**What is required:** Please reproduce every record, keeping each one exactly as written.

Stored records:
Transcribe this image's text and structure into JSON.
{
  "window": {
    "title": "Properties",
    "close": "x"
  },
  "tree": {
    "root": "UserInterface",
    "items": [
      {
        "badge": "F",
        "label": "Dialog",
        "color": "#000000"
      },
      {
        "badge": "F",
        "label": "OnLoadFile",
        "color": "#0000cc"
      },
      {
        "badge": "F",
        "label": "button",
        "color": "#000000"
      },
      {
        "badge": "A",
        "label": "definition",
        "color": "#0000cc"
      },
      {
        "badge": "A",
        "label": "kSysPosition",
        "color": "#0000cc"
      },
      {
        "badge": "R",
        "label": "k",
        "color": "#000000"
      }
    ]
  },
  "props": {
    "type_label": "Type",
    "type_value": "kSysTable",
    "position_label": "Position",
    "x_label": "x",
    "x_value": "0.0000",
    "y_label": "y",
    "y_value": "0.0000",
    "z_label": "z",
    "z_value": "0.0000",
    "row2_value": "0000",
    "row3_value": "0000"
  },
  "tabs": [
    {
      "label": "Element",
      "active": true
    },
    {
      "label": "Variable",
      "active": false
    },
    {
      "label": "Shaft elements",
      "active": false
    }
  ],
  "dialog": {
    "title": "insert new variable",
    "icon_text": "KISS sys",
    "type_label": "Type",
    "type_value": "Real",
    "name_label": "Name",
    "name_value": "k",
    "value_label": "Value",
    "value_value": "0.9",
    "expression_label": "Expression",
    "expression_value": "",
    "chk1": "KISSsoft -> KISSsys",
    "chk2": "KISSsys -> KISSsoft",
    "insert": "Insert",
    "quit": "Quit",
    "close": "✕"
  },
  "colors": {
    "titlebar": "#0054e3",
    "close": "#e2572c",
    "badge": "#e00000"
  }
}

**Answer for this exercise:**
Transcribe this image's text and structure into JSON.
{
  "window": {
    "title": "Properties",
    "close": "x"
  },
  "tree": {
    "root": "UserInterface",
    "items": [
      {
        "badge": "F",
        "label": "Dialog",
        "color": "#000000"
      },
      {
        "badge": "F",
        "label": "OnLoadFile",
        "color": "#0000cc"
      },
      {
        "badge": "F",
        "label": "button",
        "color": "#000000"
      },
      {
        "badge": "A",
        "label": "definition",
        "color": "#0000cc"
      },
      {
        "badge": "A",
        "label": "kSysPosition",
        "color": "#0000cc"
      },
      {
        "badge": "R",
        "label": "k",
        "color": "#000000"
      }
    ]
  },
  "props": {
    "type_label": "Type",
    "type_value": "kSysTable",
    "position_label": "Position",
    "x_label": "x",
    "x_value": "0.0000",
    "y_label": "y",
    "y_value": "0.0000",
    "z_label": "z",
    "z_value": "0.0000",
    "row2_value": "0000",
    "row3_value": "0000"
  },
  "tabs": [
    {
      "label": "Element",
      "active": true
    },
    {
      "label": "Variable",
      "active": false
    },
    {
      "label": "Shaft elements",
      "active": false
    }
  ],
  "dialog": {
    "title": "insert new variable",
    "icon_text": "KISS sys",
    "type_label": "Type",
    "type_value": "Real",
    "name_label": "Name",
    "name_value": "k",
    "value_label": "Value",
    "value_value": "0.9",
    "expression_label": "Expression",
    "expression_value": "",
    "chk1": "KISSsoft -> KISSsys",
    "chk2": "KISSsys -> KISSsoft",
    "insert": "Insert",
    "quit": "Quit",
    "close": "✕"
  },
  "colors": {
    "titlebar": "#0054e3",
    "close": "#e2572c",
    "badge": "#e00000"
  }
}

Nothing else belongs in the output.